## Stored data entries:
● ● ●
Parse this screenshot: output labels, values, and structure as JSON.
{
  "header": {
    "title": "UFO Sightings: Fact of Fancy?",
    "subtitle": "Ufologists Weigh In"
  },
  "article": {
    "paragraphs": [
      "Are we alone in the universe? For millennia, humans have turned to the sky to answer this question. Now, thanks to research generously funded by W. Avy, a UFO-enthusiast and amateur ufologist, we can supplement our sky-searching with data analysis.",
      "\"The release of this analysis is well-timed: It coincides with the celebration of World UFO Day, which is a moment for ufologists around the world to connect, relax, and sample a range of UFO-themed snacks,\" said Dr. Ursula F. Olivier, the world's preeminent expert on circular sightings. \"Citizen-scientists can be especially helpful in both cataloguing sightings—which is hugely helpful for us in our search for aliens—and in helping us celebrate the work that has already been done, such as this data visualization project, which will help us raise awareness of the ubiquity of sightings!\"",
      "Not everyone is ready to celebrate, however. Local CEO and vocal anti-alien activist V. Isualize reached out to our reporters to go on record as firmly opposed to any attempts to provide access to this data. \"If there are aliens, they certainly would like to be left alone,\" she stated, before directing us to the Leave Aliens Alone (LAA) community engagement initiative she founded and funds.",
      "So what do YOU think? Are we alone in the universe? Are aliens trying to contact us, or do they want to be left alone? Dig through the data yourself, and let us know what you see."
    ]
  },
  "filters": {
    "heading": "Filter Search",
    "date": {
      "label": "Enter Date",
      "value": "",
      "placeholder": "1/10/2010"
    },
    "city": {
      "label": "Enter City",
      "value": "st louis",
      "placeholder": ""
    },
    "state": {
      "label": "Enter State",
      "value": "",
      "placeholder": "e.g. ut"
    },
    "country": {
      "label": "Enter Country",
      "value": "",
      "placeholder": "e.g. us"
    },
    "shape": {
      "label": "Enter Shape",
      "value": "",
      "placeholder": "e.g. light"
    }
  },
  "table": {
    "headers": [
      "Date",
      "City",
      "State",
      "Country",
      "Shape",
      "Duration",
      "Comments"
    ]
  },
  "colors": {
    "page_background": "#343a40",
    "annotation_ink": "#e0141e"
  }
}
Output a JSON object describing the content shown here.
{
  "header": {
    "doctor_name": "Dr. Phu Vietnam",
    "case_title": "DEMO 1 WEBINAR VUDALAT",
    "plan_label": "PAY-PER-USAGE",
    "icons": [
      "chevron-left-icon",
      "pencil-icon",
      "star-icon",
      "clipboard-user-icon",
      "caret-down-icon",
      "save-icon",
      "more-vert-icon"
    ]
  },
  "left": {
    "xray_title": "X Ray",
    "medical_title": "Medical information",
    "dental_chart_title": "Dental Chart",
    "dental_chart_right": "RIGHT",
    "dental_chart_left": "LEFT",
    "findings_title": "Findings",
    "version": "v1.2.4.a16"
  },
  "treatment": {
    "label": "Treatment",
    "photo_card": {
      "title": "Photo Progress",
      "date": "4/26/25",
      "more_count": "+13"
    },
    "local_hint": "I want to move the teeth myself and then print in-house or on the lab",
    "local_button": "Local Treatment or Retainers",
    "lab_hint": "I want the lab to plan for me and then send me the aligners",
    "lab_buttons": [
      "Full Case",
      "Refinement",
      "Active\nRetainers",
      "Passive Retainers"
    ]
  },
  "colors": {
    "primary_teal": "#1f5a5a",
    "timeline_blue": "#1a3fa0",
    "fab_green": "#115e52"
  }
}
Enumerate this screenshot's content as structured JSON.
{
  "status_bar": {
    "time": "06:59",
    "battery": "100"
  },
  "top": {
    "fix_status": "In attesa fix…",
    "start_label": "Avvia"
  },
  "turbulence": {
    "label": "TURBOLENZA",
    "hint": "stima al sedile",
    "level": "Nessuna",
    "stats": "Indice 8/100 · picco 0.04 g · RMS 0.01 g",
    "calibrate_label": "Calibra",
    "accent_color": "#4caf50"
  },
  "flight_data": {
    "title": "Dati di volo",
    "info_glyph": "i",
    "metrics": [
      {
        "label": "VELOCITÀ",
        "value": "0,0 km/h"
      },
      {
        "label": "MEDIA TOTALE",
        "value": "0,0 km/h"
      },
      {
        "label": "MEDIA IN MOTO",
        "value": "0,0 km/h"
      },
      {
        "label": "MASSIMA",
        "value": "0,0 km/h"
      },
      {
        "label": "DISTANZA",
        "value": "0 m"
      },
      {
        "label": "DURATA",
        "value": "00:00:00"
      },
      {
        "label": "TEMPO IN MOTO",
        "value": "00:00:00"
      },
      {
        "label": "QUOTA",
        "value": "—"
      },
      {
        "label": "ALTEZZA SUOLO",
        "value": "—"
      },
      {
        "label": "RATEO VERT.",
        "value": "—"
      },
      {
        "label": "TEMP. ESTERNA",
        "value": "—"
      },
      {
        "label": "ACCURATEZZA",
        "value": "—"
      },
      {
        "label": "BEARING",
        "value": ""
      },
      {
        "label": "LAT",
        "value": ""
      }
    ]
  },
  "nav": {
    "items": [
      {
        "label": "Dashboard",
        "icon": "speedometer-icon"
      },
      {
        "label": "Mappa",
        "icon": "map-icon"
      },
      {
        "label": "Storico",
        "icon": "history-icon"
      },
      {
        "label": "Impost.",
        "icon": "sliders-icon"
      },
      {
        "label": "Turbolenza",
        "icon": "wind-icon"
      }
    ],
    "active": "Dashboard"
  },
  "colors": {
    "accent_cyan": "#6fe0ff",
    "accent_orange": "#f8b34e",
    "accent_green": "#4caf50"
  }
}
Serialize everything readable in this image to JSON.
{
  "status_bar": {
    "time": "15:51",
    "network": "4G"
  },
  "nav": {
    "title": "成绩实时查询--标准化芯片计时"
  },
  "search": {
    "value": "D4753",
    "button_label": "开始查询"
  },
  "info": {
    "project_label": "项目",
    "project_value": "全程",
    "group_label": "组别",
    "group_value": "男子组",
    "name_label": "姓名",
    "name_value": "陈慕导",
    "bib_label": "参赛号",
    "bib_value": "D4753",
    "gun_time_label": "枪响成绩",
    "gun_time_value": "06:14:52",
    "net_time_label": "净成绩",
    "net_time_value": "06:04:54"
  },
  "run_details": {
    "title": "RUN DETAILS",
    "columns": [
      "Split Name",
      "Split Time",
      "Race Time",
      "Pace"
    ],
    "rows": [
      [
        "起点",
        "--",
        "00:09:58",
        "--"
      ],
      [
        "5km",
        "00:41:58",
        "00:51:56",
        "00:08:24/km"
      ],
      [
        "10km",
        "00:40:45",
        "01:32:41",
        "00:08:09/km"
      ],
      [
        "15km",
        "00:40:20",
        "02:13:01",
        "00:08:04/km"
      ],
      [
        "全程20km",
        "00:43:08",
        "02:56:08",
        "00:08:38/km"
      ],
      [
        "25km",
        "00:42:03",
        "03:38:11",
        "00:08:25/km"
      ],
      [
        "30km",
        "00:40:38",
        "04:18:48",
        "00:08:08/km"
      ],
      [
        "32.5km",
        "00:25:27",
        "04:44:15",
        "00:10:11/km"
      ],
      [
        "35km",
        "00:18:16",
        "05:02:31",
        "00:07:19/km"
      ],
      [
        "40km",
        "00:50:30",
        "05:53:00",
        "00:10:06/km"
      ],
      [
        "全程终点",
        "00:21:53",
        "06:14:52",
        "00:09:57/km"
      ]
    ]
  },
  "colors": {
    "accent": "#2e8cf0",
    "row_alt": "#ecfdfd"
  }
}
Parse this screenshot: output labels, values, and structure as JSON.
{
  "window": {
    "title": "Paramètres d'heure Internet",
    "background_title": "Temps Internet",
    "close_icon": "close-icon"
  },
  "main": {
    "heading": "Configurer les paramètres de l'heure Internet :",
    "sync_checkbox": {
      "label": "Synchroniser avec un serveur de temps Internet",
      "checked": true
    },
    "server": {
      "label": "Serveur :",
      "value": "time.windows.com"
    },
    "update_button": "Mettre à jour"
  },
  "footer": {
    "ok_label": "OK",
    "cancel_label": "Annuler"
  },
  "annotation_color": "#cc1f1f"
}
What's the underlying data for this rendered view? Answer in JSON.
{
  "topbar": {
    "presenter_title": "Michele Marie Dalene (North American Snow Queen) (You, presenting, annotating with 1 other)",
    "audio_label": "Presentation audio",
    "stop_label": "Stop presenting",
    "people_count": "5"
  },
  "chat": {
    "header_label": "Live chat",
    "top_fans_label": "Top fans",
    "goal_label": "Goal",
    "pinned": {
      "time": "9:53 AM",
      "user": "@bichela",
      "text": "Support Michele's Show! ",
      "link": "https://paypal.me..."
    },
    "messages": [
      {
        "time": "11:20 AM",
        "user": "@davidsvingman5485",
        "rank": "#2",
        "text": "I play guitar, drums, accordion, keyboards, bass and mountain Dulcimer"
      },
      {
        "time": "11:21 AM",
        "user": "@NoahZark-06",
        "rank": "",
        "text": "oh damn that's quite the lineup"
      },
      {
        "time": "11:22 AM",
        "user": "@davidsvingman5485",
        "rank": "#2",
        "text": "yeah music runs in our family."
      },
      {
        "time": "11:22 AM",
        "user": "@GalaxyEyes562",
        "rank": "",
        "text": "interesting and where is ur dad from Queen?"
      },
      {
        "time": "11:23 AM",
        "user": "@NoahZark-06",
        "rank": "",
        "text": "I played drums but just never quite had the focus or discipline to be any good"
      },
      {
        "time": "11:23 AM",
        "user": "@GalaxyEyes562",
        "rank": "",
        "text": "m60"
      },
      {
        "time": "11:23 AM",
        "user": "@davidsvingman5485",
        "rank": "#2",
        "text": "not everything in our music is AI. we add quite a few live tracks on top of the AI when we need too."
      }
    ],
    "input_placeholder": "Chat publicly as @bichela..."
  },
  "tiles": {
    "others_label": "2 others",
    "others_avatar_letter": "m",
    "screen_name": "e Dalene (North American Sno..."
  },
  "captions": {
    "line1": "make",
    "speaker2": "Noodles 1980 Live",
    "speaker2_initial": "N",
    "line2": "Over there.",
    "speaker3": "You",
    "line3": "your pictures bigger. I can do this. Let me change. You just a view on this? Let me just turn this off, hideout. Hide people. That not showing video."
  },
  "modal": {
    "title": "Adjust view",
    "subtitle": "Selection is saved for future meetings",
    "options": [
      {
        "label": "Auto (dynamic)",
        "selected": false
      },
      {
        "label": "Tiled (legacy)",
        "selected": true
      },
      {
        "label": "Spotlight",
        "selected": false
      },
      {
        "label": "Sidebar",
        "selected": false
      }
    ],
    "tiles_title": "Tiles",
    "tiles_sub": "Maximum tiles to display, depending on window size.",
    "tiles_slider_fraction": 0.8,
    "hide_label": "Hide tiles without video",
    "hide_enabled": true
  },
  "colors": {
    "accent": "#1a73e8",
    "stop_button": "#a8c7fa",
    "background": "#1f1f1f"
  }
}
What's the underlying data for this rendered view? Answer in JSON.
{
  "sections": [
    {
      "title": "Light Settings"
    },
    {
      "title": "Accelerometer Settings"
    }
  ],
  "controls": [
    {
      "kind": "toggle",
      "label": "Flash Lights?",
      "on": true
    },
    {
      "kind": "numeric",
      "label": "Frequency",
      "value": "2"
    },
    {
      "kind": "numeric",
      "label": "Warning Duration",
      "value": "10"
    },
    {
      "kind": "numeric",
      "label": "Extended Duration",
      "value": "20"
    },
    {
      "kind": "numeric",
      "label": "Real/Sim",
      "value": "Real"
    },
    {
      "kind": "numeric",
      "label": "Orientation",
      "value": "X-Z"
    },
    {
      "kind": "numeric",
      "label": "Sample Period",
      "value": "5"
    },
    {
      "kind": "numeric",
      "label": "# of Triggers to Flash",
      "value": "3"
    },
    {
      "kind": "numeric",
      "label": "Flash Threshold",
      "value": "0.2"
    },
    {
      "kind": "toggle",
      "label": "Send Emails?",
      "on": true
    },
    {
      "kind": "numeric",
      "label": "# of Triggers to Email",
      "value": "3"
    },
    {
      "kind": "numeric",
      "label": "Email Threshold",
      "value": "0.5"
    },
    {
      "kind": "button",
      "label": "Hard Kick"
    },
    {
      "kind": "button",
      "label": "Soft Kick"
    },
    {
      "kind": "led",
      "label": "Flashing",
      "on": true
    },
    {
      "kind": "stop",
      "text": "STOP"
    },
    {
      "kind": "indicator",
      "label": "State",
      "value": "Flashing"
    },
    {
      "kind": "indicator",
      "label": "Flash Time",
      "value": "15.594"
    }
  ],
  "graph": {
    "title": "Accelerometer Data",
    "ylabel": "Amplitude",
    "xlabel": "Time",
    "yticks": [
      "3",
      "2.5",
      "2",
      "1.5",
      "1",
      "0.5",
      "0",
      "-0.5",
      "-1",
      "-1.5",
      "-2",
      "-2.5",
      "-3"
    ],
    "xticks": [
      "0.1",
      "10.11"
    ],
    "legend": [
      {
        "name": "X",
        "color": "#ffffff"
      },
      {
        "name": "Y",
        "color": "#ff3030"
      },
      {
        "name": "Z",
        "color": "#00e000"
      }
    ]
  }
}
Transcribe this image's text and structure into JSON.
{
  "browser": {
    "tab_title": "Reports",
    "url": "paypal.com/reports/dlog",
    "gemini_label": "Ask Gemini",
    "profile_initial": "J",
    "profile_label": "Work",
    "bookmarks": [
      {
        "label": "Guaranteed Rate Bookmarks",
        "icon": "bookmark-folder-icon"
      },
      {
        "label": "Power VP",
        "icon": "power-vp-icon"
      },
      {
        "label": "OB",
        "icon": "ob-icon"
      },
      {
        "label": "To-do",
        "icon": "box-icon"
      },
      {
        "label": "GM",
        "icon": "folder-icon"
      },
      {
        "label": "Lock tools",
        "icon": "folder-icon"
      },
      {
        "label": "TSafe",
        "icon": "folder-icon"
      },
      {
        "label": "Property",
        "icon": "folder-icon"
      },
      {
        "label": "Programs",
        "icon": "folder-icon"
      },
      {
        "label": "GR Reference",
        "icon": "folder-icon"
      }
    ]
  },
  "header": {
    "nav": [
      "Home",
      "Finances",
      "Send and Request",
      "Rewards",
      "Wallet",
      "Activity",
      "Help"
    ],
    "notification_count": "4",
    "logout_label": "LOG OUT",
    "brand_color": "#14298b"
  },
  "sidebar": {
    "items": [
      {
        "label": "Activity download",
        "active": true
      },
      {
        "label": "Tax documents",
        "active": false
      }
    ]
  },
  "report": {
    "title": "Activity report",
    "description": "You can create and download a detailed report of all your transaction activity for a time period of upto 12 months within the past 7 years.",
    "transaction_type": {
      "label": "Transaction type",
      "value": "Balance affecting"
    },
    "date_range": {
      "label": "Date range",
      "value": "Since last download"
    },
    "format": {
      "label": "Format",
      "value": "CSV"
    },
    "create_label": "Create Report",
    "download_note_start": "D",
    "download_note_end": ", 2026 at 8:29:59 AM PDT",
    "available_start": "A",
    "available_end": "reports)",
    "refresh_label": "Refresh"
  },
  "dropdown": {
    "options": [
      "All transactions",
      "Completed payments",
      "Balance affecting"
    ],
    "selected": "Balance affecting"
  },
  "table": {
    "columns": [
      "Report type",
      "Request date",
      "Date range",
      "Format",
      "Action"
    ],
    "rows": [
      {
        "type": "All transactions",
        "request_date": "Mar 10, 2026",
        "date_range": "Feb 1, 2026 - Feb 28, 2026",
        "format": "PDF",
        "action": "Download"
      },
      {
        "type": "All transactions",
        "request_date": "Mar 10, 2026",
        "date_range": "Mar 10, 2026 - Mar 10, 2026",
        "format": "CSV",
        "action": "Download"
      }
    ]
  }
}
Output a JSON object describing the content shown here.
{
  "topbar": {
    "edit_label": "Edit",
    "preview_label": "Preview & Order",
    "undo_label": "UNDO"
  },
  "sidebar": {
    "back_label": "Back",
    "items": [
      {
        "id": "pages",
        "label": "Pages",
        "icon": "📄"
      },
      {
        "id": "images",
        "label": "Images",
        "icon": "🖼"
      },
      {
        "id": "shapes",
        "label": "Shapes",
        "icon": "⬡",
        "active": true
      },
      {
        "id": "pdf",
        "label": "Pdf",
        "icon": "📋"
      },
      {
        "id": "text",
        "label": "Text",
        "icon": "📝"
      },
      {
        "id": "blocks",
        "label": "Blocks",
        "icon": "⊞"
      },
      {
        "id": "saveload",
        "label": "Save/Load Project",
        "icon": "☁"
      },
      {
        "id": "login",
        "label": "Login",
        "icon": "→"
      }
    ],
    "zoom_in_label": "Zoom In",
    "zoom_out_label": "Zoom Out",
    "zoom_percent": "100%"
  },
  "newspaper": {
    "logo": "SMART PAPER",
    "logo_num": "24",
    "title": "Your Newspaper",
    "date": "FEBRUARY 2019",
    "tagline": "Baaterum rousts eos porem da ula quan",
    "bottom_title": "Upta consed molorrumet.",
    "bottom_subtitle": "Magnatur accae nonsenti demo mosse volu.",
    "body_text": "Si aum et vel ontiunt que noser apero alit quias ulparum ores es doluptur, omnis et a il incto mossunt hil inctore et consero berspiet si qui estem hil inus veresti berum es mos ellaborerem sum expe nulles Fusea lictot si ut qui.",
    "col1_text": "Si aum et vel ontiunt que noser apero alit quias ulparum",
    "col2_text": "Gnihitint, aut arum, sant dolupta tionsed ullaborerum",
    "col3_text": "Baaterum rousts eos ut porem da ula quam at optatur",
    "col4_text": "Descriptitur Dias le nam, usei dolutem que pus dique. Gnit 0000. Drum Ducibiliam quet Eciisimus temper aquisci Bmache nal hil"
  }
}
● ● ●
Extract, from the listing above, every line where the string "Balance" occurs.

      "value": "Balance affecting"
      "Balance affecting"
    "selected": "Balance affecting"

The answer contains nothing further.